→ **Your objective**
Wherever the word "Hunter" turns up in a line of the entries, copy that line.

→ **Dataset records**

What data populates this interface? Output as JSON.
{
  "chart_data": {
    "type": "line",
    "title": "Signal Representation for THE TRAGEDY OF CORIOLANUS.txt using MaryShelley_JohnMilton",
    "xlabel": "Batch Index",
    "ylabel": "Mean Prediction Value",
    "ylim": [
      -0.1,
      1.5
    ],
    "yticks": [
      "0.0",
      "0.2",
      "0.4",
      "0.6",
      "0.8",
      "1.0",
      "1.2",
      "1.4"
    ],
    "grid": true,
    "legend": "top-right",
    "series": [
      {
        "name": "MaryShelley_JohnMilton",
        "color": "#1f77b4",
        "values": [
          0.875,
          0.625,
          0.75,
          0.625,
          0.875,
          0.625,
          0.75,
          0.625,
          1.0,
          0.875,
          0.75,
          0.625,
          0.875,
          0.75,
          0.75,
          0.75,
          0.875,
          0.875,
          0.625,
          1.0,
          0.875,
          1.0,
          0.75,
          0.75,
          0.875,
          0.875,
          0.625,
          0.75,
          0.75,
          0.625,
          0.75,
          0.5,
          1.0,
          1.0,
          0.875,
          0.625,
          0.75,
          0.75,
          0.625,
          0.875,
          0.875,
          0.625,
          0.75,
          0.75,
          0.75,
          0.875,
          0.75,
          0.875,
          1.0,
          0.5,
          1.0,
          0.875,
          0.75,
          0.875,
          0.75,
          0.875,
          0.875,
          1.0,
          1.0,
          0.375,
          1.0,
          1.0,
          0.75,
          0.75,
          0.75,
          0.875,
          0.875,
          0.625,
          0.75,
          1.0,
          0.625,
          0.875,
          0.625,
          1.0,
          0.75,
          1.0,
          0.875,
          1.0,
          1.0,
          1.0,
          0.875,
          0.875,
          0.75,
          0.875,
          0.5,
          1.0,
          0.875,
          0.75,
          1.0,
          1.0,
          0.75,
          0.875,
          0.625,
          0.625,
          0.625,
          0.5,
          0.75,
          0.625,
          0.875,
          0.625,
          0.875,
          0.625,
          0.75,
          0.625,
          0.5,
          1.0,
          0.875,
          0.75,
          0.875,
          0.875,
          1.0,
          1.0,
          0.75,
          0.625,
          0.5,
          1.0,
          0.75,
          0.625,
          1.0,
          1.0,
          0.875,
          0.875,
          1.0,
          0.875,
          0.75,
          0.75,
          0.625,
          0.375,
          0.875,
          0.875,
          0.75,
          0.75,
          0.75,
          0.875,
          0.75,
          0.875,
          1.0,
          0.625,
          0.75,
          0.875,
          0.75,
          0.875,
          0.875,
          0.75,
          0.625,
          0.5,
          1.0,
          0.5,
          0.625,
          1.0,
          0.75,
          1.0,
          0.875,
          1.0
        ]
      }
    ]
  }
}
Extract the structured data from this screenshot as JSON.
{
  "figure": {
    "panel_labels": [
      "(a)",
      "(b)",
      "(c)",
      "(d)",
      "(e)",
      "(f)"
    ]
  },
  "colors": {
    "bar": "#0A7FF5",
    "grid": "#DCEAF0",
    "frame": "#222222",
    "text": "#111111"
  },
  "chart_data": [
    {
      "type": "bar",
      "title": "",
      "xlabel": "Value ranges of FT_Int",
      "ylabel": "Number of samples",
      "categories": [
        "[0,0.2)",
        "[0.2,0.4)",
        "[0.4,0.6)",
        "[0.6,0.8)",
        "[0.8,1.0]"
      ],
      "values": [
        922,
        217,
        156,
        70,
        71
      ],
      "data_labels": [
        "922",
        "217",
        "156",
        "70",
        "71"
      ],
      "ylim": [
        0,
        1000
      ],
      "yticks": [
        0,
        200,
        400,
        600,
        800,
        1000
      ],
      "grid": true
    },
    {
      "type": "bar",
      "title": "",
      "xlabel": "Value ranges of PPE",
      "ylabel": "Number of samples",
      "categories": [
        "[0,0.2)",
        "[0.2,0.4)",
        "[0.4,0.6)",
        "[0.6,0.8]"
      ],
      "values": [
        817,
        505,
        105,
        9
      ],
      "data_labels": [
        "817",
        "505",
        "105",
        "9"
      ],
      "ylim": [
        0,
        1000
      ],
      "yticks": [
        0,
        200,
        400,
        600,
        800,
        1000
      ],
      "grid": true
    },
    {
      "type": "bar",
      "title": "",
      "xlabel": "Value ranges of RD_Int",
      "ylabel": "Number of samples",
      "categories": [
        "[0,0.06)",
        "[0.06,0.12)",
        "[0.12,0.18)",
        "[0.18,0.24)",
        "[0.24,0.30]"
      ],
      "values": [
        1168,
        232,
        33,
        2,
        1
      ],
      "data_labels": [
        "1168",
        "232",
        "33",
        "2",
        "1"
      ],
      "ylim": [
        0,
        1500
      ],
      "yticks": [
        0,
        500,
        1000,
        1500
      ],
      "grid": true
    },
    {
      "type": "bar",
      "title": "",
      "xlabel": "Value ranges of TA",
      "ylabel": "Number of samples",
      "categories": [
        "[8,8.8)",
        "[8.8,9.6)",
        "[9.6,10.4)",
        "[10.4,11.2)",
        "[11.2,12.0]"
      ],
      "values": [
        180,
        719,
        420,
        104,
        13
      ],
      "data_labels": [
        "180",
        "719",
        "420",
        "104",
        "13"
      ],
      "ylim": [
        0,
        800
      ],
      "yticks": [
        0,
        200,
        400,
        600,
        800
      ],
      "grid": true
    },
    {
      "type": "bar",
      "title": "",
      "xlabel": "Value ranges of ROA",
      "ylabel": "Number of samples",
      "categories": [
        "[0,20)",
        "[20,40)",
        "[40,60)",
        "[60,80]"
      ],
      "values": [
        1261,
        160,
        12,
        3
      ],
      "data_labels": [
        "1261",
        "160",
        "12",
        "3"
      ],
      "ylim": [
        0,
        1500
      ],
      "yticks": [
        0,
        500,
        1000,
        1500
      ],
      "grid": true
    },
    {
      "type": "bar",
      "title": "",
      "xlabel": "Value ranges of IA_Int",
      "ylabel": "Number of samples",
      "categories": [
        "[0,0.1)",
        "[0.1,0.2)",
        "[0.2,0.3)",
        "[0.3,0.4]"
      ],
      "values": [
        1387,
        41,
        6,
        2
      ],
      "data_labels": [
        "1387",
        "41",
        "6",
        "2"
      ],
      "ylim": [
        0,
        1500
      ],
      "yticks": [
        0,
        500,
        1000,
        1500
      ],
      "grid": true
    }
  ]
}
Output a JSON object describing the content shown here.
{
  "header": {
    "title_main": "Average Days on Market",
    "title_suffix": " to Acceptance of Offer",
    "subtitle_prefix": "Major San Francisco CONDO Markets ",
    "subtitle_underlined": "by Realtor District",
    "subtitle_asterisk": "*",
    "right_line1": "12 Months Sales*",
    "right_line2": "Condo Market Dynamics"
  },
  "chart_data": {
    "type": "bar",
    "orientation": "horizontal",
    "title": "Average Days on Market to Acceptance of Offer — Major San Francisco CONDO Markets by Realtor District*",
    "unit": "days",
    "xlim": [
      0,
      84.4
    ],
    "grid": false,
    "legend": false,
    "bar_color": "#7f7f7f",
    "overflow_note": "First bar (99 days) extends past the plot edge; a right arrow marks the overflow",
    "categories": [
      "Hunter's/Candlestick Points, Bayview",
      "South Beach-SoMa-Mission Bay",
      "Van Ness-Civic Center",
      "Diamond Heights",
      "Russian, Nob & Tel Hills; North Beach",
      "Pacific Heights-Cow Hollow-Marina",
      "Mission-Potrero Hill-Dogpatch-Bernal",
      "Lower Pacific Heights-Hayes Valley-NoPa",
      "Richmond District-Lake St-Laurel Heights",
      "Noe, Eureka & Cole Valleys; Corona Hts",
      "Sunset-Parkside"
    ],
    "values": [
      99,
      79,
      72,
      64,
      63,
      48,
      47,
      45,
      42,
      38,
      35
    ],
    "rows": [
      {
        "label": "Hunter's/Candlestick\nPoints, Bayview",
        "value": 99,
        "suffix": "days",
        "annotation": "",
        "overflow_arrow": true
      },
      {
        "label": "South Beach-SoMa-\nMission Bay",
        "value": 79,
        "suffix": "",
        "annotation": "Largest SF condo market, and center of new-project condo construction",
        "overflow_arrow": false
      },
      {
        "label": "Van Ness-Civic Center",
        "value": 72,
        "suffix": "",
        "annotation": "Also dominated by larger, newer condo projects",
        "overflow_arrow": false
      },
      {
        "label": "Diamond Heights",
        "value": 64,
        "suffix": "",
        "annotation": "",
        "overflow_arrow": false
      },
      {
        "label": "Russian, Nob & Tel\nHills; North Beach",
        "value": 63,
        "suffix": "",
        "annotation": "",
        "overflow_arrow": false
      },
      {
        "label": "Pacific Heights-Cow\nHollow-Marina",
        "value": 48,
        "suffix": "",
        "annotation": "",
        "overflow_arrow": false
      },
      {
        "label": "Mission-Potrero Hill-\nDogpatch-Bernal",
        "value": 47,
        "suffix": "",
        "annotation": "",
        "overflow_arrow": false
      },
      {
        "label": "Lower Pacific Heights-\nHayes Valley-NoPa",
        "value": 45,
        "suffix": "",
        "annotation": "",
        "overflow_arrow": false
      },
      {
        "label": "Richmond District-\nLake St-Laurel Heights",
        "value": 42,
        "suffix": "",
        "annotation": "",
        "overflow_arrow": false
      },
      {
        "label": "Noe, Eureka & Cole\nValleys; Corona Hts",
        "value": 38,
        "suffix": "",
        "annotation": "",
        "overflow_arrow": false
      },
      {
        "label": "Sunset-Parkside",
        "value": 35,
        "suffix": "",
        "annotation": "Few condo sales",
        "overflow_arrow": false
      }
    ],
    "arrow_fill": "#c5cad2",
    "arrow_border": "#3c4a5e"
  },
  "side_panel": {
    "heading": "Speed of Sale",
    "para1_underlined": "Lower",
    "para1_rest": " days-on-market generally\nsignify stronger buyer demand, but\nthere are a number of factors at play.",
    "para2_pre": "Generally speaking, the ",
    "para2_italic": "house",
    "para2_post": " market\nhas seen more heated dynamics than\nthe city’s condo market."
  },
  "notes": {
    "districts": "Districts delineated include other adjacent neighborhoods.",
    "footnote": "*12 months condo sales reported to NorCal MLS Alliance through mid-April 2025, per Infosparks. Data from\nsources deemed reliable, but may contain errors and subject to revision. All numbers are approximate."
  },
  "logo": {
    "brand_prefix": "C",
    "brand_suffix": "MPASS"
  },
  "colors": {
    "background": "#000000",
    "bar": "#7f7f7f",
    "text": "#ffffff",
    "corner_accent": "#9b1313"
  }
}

→ **Output for this task**
      "Hunter's/Candlestick Points, Bayview",
        "label": "Hunter's/Candlestick\nPoints, Bayview",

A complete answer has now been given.